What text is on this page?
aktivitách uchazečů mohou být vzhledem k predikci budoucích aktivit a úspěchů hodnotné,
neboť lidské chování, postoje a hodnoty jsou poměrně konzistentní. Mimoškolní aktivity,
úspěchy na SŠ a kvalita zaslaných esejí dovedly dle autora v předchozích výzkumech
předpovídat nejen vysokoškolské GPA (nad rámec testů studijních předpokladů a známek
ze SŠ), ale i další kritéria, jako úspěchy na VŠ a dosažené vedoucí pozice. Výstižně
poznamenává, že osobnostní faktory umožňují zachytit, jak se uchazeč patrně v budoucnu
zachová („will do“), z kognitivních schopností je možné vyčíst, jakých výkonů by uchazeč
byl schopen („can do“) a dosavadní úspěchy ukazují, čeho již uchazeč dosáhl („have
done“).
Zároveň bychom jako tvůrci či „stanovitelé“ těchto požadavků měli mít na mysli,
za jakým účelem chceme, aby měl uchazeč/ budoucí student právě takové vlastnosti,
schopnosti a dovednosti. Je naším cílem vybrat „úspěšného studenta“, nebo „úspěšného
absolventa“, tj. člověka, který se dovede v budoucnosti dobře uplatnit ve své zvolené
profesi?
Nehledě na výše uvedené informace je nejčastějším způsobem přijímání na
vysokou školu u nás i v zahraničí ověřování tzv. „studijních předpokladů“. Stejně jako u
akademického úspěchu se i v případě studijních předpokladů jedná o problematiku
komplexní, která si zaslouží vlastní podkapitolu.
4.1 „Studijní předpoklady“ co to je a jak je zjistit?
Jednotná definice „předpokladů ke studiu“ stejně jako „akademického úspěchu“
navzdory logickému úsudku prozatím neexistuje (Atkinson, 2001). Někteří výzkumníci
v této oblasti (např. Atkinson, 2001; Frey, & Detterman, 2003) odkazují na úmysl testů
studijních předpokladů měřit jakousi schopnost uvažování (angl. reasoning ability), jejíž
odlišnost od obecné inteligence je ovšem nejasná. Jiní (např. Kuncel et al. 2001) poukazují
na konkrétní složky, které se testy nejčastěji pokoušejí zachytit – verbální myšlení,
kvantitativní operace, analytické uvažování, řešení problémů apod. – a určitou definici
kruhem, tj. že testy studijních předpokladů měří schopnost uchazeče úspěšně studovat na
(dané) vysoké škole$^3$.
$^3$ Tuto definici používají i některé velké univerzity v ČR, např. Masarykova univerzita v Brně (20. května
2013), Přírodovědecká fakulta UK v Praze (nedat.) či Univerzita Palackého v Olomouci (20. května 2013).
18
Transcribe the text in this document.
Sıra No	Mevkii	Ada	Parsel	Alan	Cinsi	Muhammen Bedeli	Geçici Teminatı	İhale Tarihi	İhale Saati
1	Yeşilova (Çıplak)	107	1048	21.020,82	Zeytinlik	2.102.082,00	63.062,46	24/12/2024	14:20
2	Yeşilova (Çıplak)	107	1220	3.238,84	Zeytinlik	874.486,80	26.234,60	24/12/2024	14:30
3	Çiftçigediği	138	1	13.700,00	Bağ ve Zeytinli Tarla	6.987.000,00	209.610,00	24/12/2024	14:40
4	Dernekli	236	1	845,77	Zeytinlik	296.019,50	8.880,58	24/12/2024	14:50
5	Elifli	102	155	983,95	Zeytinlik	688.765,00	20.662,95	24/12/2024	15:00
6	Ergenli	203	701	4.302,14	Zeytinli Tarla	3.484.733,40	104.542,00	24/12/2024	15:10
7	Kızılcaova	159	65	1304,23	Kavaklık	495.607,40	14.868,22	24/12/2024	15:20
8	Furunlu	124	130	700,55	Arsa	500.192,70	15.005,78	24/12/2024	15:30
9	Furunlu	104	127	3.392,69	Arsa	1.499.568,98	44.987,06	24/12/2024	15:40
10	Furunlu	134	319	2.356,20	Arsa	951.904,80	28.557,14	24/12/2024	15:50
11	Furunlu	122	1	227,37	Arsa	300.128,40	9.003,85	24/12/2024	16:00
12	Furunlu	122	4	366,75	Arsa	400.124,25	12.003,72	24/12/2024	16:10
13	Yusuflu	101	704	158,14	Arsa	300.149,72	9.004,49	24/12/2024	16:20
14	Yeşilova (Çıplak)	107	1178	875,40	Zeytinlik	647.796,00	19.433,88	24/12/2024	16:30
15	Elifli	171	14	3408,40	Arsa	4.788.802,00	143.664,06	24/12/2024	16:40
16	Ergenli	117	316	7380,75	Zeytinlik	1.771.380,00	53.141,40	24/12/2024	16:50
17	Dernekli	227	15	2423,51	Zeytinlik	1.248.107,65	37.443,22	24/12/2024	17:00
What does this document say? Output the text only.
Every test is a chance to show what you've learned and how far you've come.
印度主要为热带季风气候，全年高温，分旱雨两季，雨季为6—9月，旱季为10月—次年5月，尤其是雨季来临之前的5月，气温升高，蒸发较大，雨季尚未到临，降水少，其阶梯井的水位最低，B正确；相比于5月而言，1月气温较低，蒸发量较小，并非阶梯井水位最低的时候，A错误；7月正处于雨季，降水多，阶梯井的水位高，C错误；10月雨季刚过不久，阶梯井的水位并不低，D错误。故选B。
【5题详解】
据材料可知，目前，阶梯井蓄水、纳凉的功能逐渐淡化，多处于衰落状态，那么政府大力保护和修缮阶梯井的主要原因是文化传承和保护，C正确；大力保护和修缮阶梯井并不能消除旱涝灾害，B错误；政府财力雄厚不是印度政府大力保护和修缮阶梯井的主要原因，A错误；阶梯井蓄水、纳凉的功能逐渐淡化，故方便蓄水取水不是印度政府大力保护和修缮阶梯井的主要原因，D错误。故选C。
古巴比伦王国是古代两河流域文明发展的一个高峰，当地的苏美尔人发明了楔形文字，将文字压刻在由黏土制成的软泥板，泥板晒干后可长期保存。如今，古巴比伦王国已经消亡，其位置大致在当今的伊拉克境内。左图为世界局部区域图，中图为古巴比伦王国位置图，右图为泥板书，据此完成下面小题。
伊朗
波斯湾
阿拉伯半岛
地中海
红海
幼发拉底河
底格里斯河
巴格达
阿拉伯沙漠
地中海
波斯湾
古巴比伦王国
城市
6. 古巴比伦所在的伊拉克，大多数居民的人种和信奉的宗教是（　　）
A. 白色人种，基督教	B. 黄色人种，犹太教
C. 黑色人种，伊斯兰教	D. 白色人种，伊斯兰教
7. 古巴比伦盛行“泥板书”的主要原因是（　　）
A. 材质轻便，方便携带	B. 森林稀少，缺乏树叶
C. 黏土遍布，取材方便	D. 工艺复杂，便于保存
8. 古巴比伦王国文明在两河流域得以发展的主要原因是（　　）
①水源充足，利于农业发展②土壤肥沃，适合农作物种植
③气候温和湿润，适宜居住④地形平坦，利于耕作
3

Stated problem
Write out each line of the data above again, exactly as given.

Right answer
What text is on this page?
aktivitách uchazečů mohou být vzhledem k predikci budoucích aktivit a úspěchů hodnotné,
neboť lidské chování, postoje a hodnoty jsou poměrně konzistentní. Mimoškolní aktivity,
úspěchy na SŠ a kvalita zaslaných esejí dovedly dle autora v předchozích výzkumech
předpovídat nejen vysokoškolské GPA (nad rámec testů studijních předpokladů a známek
ze SŠ), ale i další kritéria, jako úspěchy na VŠ a dosažené vedoucí pozice. Výstižně
poznamenává, že osobnostní faktory umožňují zachytit, jak se uchazeč patrně v budoucnu
zachová („will do“), z kognitivních schopností je možné vyčíst, jakých výkonů by uchazeč
byl schopen („can do“) a dosavadní úspěchy ukazují, čeho již uchazeč dosáhl („have
done“).
Zároveň bychom jako tvůrci či „stanovitelé“ těchto požadavků měli mít na mysli,
za jakým účelem chceme, aby měl uchazeč/ budoucí student právě takové vlastnosti,
schopnosti a dovednosti. Je naším cílem vybrat „úspěšného studenta“, nebo „úspěšného
absolventa“, tj. člověka, který se dovede v budoucnosti dobře uplatnit ve své zvolené
profesi?
Nehledě na výše uvedené informace je nejčastějším způsobem přijímání na
vysokou školu u nás i v zahraničí ověřování tzv. „studijních předpokladů“. Stejně jako u
akademického úspěchu se i v případě studijních předpokladů jedná o problematiku
komplexní, která si zaslouží vlastní podkapitolu.
4.1 „Studijní předpoklady“ co to je a jak je zjistit?
Jednotná definice „předpokladů ke studiu“ stejně jako „akademického úspěchu“
navzdory logickému úsudku prozatím neexistuje (Atkinson, 2001). Někteří výzkumníci
v této oblasti (např. Atkinson, 2001; Frey, & Detterman, 2003) odkazují na úmysl testů
studijních předpokladů měřit jakousi schopnost uvažování (angl. reasoning ability), jejíž
odlišnost od obecné inteligence je ovšem nejasná. Jiní (např. Kuncel et al. 2001) poukazují
na konkrétní složky, které se testy nejčastěji pokoušejí zachytit – verbální myšlení,
kvantitativní operace, analytické uvažování, řešení problémů apod. – a určitou definici
kruhem, tj. že testy studijních předpokladů měří schopnost uchazeče úspěšně studovat na
(dané) vysoké škole$^3$.
$^3$ Tuto definici používají i některé velké univerzity v ČR, např. Masarykova univerzita v Brně (20. května
2013), Přírodovědecká fakulta UK v Praze (nedat.) či Univerzita Palackého v Olomouci (20. května 2013).
18
Transcribe the text in this document.
Sıra No	Mevkii	Ada	Parsel	Alan	Cinsi	Muhammen Bedeli	Geçici Teminatı	İhale Tarihi	İhale Saati
1	Yeşilova (Çıplak)	107	1048	21.020,82	Zeytinlik	2.102.082,00	63.062,46	24/12/2024	14:20
2	Yeşilova (Çıplak)	107	1220	3.238,84	Zeytinlik	874.486,80	26.234,60	24/12/2024	14:30
3	Çiftçigediği	138	1	13.700,00	Bağ ve Zeytinli Tarla	6.987.000,00	209.610,00	24/12/2024	14:40
4	Dernekli	236	1	845,77	Zeytinlik	296.019,50	8.880,58	24/12/2024	14:50
5	Elifli	102	155	983,95	Zeytinlik	688.765,00	20.662,95	24/12/2024	15:00
6	Ergenli	203	701	4.302,14	Zeytinli Tarla	3.484.733,40	104.542,00	24/12/2024	15:10
7	Kızılcaova	159	65	1304,23	Kavaklık	495.607,40	14.868,22	24/12/2024	15:20
8	Furunlu	124	130	700,55	Arsa	500.192,70	15.005,78	24/12/2024	15:30
9	Furunlu	104	127	3.392,69	Arsa	1.499.568,98	44.987,06	24/12/2024	15:40
10	Furunlu	134	319	2.356,20	Arsa	951.904,80	28.557,14	24/12/2024	15:50
11	Furunlu	122	1	227,37	Arsa	300.128,40	9.003,85	24/12/2024	16:00
12	Furunlu	122	4	366,75	Arsa	400.124,25	12.003,72	24/12/2024	16:10
13	Yusuflu	101	704	158,14	Arsa	300.149,72	9.004,49	24/12/2024	16:20
14	Yeşilova (Çıplak)	107	1178	875,40	Zeytinlik	647.796,00	19.433,88	24/12/2024	16:30
15	Elifli	171	14	3408,40	Arsa	4.788.802,00	143.664,06	24/12/2024	16:40
16	Ergenli	117	316	7380,75	Zeytinlik	1.771.380,00	53.141,40	24/12/2024	16:50
17	Dernekli	227	15	2423,51	Zeytinlik	1.248.107,65	37.443,22	24/12/2024	17:00
What does this document say? Output the text only.
Every test is a chance to show what you've learned and how far you've come.
印度主要为热带季风气候，全年高温，分旱雨两季，雨季为6—9月，旱季为10月—次年5月，尤其是雨季来临之前的5月，气温升高，蒸发较大，雨季尚未到临，降水少，其阶梯井的水位最低，B正确；相比于5月而言，1月气温较低，蒸发量较小，并非阶梯井水位最低的时候，A错误；7月正处于雨季，降水多，阶梯井的水位高，C错误；10月雨季刚过不久，阶梯井的水位并不低，D错误。故选B。
【5题详解】
据材料可知，目前，阶梯井蓄水、纳凉的功能逐渐淡化，多处于衰落状态，那么政府大力保护和修缮阶梯井的主要原因是文化传承和保护，C正确；大力保护和修缮阶梯井并不能消除旱涝灾害，B错误；政府财力雄厚不是印度政府大力保护和修缮阶梯井的主要原因，A错误；阶梯井蓄水、纳凉的功能逐渐淡化，故方便蓄水取水不是印度政府大力保护和修缮阶梯井的主要原因，D错误。故选C。
古巴比伦王国是古代两河流域文明发展的一个高峰，当地的苏美尔人发明了楔形文字，将文字压刻在由黏土制成的软泥板，泥板晒干后可长期保存。如今，古巴比伦王国已经消亡，其位置大致在当今的伊拉克境内。左图为世界局部区域图，中图为古巴比伦王国位置图，右图为泥板书，据此完成下面小题。
伊朗
波斯湾
阿拉伯半岛
地中海
红海
幼发拉底河
底格里斯河
巴格达
阿拉伯沙漠
地中海
波斯湾
古巴比伦王国
城市
6. 古巴比伦所在的伊拉克，大多数居民的人种和信奉的宗教是（　　）
A. 白色人种，基督教	B. 黄色人种，犹太教
C. 黑色人种，伊斯兰教	D. 白色人种，伊斯兰教
7. 古巴比伦盛行“泥板书”的主要原因是（　　）
A. 材质轻便，方便携带	B. 森林稀少，缺乏树叶
C. 黏土遍布，取材方便	D. 工艺复杂，便于保存
8. 古巴比伦王国文明在两河流域得以发展的主要原因是（　　）
①水源充足，利于农业发展②土壤肥沃，适合农作物种植
③气候温和湿润，适宜居住④地形平坦，利于耕作
3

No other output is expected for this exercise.